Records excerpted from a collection
•••

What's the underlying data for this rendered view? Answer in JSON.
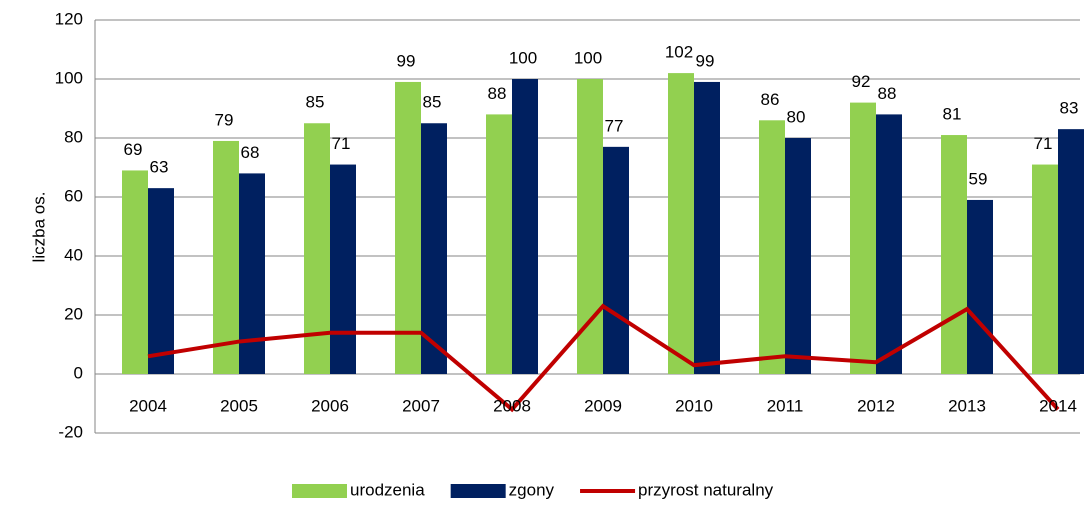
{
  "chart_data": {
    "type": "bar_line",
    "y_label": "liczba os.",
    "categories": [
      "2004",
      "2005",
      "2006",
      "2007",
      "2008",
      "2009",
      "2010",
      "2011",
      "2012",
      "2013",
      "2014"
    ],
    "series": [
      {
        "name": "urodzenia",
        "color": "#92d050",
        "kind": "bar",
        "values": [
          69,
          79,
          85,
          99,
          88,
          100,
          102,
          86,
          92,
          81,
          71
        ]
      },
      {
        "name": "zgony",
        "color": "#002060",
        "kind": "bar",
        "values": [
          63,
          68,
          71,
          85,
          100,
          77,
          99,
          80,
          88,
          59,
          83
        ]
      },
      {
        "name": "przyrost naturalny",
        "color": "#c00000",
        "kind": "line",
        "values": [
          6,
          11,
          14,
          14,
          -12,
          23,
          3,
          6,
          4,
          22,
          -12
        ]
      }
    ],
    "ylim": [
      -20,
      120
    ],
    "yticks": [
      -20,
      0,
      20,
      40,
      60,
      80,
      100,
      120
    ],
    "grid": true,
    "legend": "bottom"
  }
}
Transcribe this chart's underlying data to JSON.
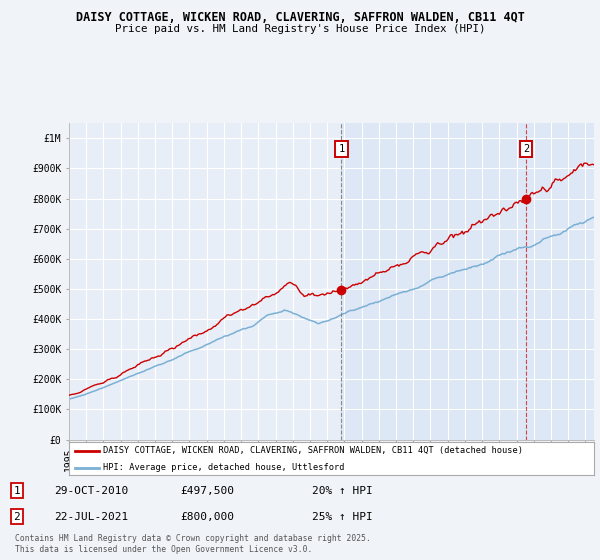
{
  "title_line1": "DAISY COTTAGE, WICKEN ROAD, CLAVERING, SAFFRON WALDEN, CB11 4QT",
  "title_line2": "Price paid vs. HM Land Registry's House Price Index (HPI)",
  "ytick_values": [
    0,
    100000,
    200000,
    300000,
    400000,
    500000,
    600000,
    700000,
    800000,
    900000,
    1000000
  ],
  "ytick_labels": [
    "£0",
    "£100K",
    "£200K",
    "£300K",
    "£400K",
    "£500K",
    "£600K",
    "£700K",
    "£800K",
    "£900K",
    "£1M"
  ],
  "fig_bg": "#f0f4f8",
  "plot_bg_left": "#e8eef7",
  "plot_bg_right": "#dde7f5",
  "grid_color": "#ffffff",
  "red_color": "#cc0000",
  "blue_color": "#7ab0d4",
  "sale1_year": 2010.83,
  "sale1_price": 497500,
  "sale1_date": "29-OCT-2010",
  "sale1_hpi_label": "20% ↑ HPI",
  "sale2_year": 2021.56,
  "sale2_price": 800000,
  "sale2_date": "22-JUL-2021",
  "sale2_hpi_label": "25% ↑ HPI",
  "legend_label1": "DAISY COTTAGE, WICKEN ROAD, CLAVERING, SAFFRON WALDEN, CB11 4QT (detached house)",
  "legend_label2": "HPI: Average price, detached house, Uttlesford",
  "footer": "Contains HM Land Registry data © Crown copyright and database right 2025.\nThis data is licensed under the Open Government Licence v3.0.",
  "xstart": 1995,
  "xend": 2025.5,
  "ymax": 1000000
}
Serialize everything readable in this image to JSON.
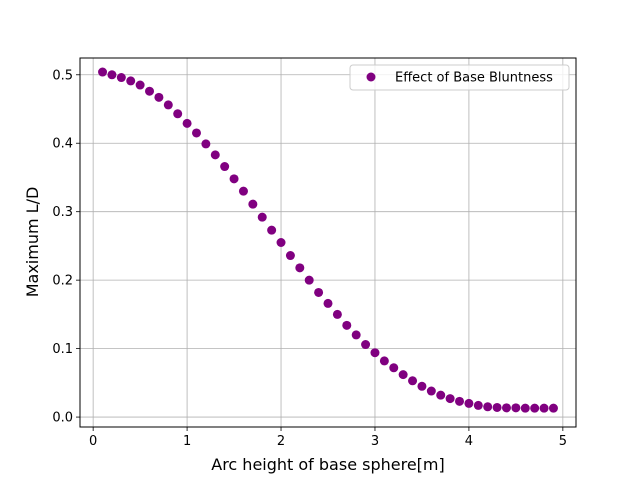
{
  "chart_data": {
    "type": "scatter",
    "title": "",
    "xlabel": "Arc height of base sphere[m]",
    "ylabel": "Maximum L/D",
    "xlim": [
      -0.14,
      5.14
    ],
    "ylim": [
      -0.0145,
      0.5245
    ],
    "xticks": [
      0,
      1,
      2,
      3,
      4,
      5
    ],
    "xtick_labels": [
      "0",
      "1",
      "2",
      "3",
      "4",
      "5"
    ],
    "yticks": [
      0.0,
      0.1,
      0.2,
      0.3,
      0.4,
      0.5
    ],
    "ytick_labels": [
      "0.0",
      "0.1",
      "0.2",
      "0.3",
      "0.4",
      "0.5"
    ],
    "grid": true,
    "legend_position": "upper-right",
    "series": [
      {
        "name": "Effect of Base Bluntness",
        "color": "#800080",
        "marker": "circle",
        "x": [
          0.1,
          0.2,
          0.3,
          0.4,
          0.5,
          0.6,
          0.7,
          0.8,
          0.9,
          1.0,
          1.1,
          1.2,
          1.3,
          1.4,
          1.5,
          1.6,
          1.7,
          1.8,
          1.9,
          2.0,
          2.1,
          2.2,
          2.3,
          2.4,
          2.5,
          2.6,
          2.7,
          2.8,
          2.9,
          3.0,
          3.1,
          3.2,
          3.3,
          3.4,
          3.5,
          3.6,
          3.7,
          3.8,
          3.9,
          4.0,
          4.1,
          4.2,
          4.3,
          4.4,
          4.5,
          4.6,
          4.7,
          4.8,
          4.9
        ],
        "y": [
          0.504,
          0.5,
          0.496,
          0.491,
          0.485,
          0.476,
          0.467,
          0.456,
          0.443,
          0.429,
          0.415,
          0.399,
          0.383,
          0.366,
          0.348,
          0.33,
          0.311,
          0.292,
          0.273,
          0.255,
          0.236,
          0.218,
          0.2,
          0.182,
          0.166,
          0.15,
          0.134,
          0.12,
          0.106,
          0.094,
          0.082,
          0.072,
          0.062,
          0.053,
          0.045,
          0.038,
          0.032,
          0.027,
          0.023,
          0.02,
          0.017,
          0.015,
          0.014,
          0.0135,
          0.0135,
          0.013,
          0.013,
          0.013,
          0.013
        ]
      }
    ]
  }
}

•••

Repeat the listing in full and exactly. Leave any pictures out.

FINAL RESULT
What's the underlying data for this rendered view? Answer in JSON.
{
  "chart_data": {
    "type": "bar_line",
    "y_label": "liczba os.",
    "categories": [
      "2004",
      "2005",
      "2006",
      "2007",
      "2008",
      "2009",
      "2010",
      "2011",
      "2012",
      "2013",
      "2014"
    ],
    "series": [
      {
        "name": "urodzenia",
        "color": "#92d050",
        "kind": "bar",
        "values": [
          69,
          79,
          85,
          99,
          88,
          100,
          102,
          86,
          92,
          81,
          71
        ]
      },
      {
        "name": "zgony",
        "color": "#002060",
        "kind": "bar",
        "values": [
          63,
          68,
          71,
          85,
          100,
          77,
          99,
          80,
          88,
          59,
          83
        ]
      },
      {
        "name": "przyrost naturalny",
        "color": "#c00000",
        "kind": "line",
        "values": [
          6,
          11,
          14,
          14,
          -12,
          23,
          3,
          6,
          4,
          22,
          -12
        ]
      }
    ],
    "ylim": [
      -20,
      120
    ],
    "yticks": [
      -20,
      0,
      20,
      40,
      60,
      80,
      100,
      120
    ],
    "grid": true,
    "legend": "bottom"
  }
}
Transcribe this chart's underlying data to JSON.
{
  "title_line1": "DAISY COTTAGE, WICKEN ROAD, CLAVERING, SAFFRON WALDEN, CB11 4QT",
  "title_line2": "Price paid vs. HM Land Registry's House Price Index (HPI)",
  "ytick_values": [
    0,
    100000,
    200000,
    300000,
    400000,
    500000,
    600000,
    700000,
    800000,
    900000,
    1000000
  ],
  "ytick_labels": [
    "£0",
    "£100K",
    "£200K",
    "£300K",
    "£400K",
    "£500K",
    "£600K",
    "£700K",
    "£800K",
    "£900K",
    "£1M"
  ],
  "fig_bg": "#f0f4f8",
  "plot_bg_left": "#e8eef7",
  "plot_bg_right": "#dde7f5",
  "grid_color": "#ffffff",
  "red_color": "#cc0000",
  "blue_color": "#7ab0d4",
  "sale1_year": 2010.83,
  "sale1_price": 497500,
  "sale1_date": "29-OCT-2010",
  "sale1_hpi_label": "20% ↑ HPI",
  "sale2_year": 2021.56,
  "sale2_price": 800000,
  "sale2_date": "22-JUL-2021",
  "sale2_hpi_label": "25% ↑ HPI",
  "legend_label1": "DAISY COTTAGE, WICKEN ROAD, CLAVERING, SAFFRON WALDEN, CB11 4QT (detached house)",
  "legend_label2": "HPI: Average price, detached house, Uttlesford",
  "footer": "Contains HM Land Registry data © Crown copyright and database right 2025.\nThis data is licensed under the Open Government Licence v3.0.",
  "xstart": 1995,
  "xend": 2025.5,
  "ymax": 1000000
}
Serialize everything readable in this image to JSON.
{
  "chart_data": {
    "type": "scatter",
    "title": "",
    "xlabel": "Arc height of base sphere[m]",
    "ylabel": "Maximum L/D",
    "xlim": [
      -0.14,
      5.14
    ],
    "ylim": [
      -0.0145,
      0.5245
    ],
    "xticks": [
      0,
      1,
      2,
      3,
      4,
      5
    ],
    "xtick_labels": [
      "0",
      "1",
      "2",
      "3",
      "4",
      "5"
    ],
    "yticks": [
      0.0,
      0.1,
      0.2,
      0.3,
      0.4,
      0.5
    ],
    "ytick_labels": [
      "0.0",
      "0.1",
      "0.2",
      "0.3",
      "0.4",
      "0.5"
    ],
    "grid": true,
    "legend_position": "upper-right",
    "series": [
      {
        "name": "Effect of Base Bluntness",
        "color": "#800080",
        "marker": "circle",
        "x": [
          0.1,
          0.2,
          0.3,
          0.4,
          0.5,
          0.6,
          0.7,
          0.8,
          0.9,
          1.0,
          1.1,
          1.2,
          1.3,
          1.4,
          1.5,
          1.6,
          1.7,
          1.8,
          1.9,
          2.0,
          2.1,
          2.2,
          2.3,
          2.4,
          2.5,
          2.6,
          2.7,
          2.8,
          2.9,
          3.0,
          3.1,
          3.2,
          3.3,
          3.4,
          3.5,
          3.6,
          3.7,
          3.8,
          3.9,
          4.0,
          4.1,
          4.2,
          4.3,
          4.4,
          4.5,
          4.6,
          4.7,
          4.8,
          4.9
        ],
        "y": [
          0.504,
          0.5,
          0.496,
          0.491,
          0.485,
          0.476,
          0.467,
          0.456,
          0.443,
          0.429,
          0.415,
          0.399,
          0.383,
          0.366,
          0.348,
          0.33,
          0.311,
          0.292,
          0.273,
          0.255,
          0.236,
          0.218,
          0.2,
          0.182,
          0.166,
          0.15,
          0.134,
          0.12,
          0.106,
          0.094,
          0.082,
          0.072,
          0.062,
          0.053,
          0.045,
          0.038,
          0.032,
          0.027,
          0.023,
          0.02,
          0.017,
          0.015,
          0.014,
          0.0135,
          0.0135,
          0.013,
          0.013,
          0.013,
          0.013
        ]
      }
    ]
  }
}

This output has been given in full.